### Short task
Provide the count of lines that hold "أيضا" and no other output.

━━ Material supplied ━━

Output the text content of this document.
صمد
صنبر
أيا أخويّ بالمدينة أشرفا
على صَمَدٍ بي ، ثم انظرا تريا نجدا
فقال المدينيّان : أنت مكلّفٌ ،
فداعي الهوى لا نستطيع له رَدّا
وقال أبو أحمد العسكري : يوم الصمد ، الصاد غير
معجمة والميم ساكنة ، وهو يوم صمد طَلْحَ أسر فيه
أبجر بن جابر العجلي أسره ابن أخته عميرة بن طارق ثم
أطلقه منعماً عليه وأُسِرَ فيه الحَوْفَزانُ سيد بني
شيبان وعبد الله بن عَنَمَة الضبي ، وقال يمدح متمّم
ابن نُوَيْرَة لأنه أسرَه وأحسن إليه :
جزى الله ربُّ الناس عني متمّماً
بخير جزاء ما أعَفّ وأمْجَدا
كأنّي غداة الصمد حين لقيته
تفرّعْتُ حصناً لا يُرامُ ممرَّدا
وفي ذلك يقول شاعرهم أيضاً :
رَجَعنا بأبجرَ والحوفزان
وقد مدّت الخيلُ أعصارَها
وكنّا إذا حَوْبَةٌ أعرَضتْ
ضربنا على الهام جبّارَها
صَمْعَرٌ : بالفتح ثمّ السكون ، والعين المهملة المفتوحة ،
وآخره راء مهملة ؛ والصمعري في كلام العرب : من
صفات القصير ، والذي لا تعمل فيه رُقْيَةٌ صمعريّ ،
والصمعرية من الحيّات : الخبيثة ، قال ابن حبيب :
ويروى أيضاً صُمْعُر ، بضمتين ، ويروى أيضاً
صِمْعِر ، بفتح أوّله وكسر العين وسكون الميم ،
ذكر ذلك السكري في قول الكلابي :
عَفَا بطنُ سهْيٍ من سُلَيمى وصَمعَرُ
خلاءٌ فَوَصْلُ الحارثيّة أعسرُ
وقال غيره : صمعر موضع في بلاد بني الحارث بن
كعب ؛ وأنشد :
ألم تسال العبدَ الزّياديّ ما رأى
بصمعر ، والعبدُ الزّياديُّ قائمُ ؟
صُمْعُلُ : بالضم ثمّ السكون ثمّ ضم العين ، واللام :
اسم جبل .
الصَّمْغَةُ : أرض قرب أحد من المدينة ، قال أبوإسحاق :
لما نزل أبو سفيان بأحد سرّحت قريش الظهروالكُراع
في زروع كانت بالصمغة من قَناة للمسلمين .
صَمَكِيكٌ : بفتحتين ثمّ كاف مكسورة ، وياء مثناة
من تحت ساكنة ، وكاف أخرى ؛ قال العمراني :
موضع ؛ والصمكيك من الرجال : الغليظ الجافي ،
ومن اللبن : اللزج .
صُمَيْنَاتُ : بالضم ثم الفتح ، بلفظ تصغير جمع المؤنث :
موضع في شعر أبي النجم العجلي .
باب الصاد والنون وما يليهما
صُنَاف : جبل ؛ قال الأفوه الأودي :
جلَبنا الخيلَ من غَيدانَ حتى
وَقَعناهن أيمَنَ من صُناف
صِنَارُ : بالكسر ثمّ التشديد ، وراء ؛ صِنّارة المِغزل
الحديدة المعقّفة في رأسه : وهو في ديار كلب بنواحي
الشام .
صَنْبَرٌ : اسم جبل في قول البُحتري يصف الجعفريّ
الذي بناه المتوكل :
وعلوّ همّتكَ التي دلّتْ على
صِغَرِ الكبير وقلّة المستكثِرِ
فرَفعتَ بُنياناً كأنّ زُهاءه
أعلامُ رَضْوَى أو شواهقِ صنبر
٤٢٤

━━━

### Finished task
2